■ **PROMPT**: Seek out every line containing the word "description", and copy each.

■ **RECORDS SHOWN**:
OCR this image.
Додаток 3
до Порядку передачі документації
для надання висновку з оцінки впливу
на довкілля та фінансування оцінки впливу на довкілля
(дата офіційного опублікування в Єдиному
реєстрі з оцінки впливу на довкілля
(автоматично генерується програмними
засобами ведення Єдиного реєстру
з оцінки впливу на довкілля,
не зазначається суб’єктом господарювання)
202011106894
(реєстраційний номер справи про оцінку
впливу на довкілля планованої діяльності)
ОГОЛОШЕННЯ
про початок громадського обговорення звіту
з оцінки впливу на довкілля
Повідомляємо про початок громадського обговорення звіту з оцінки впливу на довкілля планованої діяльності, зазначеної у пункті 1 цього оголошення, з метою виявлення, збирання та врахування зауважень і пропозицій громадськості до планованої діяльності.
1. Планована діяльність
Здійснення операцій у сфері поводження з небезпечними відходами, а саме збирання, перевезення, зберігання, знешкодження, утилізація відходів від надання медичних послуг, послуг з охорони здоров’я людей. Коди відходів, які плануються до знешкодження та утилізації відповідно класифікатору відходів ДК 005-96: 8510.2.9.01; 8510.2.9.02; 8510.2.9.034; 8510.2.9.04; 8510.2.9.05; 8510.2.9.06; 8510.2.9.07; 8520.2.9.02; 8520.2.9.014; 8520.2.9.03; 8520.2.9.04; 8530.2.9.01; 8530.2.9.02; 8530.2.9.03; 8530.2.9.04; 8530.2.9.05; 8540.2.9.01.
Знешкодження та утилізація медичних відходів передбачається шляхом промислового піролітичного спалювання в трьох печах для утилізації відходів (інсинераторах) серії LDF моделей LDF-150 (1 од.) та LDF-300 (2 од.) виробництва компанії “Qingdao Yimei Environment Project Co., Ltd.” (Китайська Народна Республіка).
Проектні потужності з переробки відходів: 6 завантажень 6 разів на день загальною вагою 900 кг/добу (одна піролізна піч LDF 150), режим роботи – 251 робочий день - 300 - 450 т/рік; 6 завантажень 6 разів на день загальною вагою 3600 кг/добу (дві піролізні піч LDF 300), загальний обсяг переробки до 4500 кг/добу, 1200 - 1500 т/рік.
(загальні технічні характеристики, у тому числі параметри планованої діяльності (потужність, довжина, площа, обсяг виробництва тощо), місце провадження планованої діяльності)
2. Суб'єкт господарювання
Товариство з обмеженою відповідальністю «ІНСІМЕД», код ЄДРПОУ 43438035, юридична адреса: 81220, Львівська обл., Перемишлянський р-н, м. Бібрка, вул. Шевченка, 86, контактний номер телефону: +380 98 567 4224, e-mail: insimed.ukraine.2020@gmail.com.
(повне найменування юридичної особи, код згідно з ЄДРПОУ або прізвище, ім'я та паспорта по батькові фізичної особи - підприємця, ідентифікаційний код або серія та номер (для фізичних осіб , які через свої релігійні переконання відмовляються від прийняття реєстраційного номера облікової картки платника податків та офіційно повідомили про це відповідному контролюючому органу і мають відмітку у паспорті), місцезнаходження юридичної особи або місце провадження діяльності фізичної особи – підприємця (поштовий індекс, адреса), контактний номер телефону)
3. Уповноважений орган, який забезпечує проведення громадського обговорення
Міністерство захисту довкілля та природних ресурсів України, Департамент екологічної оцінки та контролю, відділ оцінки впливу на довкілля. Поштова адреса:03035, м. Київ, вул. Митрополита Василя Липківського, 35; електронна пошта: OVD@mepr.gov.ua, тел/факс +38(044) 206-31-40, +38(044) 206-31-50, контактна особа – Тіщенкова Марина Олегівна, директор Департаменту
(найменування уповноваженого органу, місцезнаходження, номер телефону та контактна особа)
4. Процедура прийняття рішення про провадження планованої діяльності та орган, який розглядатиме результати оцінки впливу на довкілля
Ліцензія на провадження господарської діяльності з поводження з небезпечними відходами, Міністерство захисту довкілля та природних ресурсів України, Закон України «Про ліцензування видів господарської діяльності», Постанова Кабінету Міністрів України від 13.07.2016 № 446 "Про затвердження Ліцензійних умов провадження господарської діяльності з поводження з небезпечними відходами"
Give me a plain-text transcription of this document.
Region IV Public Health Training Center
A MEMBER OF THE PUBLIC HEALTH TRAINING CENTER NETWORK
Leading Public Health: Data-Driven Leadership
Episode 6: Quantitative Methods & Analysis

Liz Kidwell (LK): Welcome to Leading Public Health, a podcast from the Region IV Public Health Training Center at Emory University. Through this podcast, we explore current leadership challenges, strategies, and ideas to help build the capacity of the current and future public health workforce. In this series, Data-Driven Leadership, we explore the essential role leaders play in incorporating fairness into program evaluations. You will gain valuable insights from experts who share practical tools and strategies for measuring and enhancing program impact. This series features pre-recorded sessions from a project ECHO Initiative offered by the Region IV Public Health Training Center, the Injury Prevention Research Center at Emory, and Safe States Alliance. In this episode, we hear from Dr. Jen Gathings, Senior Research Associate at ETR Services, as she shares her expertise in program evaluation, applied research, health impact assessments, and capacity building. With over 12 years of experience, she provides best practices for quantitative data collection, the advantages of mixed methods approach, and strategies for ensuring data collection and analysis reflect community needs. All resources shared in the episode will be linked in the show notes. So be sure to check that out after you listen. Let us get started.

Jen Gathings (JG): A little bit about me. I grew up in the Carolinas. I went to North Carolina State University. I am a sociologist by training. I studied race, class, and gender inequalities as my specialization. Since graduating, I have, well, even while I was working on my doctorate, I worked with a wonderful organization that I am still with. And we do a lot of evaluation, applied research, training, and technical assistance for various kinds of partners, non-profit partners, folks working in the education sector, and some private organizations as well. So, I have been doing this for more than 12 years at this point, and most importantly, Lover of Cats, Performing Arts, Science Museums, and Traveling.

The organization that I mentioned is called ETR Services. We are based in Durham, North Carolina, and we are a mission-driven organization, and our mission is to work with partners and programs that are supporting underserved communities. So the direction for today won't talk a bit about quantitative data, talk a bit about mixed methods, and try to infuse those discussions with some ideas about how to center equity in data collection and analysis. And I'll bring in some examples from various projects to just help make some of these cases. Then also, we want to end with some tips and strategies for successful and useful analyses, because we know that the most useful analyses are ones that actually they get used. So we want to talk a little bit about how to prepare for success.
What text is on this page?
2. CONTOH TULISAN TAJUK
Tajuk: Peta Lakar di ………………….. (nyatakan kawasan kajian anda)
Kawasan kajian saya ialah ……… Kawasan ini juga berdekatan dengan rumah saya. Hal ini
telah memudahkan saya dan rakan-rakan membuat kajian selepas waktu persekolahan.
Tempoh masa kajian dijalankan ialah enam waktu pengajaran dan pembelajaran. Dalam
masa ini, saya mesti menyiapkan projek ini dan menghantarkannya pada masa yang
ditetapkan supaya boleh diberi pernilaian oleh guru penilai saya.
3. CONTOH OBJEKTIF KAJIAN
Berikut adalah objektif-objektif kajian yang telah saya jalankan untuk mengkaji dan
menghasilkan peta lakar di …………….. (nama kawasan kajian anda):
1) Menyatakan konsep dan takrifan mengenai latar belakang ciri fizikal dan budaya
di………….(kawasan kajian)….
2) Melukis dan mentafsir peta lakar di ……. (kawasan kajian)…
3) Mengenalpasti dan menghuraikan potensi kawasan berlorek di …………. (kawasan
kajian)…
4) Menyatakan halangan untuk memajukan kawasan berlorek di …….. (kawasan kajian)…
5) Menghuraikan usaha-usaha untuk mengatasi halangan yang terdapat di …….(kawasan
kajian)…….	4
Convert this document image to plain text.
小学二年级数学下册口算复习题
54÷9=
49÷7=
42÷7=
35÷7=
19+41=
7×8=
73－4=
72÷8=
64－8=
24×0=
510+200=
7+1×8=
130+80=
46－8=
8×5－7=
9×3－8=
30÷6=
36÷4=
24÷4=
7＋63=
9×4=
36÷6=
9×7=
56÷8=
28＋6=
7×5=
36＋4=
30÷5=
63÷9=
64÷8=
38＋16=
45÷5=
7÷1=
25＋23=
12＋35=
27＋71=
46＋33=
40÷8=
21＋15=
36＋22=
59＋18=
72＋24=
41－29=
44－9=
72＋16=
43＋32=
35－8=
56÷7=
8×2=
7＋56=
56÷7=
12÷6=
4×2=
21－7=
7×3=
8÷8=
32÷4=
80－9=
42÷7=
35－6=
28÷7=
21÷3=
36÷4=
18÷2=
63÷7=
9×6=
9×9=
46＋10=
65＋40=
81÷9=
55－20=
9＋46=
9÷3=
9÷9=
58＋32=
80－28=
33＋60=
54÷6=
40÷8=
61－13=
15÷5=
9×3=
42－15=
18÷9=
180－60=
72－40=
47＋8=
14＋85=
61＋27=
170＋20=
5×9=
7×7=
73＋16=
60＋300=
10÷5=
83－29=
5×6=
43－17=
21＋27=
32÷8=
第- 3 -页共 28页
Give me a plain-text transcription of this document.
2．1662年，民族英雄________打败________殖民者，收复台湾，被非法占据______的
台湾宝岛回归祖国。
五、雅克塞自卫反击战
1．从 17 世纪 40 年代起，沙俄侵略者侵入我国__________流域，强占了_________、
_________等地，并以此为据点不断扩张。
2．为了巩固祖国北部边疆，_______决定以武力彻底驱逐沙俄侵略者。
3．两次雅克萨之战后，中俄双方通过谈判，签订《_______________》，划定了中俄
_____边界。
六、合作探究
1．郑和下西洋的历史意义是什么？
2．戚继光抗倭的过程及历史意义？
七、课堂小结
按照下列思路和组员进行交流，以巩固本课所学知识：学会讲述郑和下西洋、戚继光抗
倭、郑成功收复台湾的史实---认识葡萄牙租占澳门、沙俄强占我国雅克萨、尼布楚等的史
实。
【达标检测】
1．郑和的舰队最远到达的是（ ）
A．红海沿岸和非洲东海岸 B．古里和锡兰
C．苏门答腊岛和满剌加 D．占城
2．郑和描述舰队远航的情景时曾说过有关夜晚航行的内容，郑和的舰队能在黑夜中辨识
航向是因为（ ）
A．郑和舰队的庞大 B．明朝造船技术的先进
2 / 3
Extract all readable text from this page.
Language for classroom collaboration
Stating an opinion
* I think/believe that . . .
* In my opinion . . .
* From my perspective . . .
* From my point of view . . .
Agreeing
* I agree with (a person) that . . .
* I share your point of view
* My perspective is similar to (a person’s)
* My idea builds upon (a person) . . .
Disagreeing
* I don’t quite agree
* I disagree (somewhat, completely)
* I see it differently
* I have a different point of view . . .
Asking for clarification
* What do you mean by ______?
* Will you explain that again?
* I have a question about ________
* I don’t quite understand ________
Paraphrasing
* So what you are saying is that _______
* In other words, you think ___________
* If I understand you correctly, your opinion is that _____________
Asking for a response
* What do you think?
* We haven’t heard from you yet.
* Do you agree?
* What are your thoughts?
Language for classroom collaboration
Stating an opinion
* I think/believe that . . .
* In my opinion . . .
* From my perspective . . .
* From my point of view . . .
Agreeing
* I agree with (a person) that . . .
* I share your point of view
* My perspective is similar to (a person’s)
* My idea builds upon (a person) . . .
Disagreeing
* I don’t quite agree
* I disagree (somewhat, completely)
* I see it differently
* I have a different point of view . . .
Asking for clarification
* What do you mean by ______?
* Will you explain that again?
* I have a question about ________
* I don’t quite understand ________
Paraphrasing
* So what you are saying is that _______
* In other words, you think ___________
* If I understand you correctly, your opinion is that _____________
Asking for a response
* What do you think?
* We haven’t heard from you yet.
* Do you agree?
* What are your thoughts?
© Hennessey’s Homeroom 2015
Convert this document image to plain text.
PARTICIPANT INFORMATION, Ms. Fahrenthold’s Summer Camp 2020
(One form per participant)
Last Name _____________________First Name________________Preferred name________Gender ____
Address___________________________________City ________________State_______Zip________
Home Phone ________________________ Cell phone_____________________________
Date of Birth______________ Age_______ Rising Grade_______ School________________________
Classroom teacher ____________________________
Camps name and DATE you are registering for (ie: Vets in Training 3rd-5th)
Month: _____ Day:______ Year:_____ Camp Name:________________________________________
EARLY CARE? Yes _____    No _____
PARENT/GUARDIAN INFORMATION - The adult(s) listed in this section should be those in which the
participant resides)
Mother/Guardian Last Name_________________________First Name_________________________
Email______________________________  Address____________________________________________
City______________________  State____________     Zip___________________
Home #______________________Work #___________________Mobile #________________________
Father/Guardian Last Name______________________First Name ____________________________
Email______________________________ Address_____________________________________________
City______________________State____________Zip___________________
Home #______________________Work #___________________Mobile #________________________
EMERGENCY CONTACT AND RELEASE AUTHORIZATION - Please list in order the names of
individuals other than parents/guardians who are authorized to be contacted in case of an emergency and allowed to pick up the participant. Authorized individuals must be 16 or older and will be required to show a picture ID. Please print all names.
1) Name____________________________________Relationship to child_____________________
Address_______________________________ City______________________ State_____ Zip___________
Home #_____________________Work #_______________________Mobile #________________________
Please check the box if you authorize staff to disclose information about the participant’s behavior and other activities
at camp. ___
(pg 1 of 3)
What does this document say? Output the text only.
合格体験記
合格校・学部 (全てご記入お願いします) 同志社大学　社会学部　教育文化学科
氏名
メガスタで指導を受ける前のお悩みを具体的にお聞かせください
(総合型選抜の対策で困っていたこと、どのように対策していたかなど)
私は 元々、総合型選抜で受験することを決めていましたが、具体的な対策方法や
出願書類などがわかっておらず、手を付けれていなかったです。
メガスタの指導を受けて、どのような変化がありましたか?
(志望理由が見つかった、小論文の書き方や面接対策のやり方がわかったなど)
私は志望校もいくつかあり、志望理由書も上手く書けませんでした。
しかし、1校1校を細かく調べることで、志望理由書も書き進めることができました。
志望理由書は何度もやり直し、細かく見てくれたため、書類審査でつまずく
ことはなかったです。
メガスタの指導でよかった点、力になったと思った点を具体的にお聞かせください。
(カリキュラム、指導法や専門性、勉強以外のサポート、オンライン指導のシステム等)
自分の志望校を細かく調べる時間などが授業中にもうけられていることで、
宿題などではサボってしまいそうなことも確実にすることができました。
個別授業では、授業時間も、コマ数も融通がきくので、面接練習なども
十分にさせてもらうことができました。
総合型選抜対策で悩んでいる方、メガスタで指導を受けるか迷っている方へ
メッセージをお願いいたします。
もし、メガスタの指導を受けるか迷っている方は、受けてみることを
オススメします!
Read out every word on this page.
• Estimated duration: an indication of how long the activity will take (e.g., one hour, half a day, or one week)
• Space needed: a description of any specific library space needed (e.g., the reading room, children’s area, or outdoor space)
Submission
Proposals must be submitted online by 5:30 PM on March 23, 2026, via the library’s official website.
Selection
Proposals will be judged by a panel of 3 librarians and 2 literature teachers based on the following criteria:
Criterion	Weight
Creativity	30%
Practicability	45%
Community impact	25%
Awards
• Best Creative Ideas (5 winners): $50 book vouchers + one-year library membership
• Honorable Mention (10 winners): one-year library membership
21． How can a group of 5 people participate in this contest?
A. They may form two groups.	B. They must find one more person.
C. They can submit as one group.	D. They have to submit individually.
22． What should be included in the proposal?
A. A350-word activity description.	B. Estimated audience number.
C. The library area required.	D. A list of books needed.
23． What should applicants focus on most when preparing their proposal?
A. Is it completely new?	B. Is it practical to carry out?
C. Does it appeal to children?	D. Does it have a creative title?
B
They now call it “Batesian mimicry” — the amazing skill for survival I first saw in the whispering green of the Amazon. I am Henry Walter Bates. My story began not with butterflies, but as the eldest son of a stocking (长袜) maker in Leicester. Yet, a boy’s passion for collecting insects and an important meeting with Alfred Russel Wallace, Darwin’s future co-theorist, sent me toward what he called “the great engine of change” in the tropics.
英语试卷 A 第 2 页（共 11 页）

■ **SOLVED EXERCISE**:
• Space needed: a description of any specific library space needed (e.g., the reading room, children’s area, or outdoor space)
A. A350-word activity description.	B. Estimated audience number.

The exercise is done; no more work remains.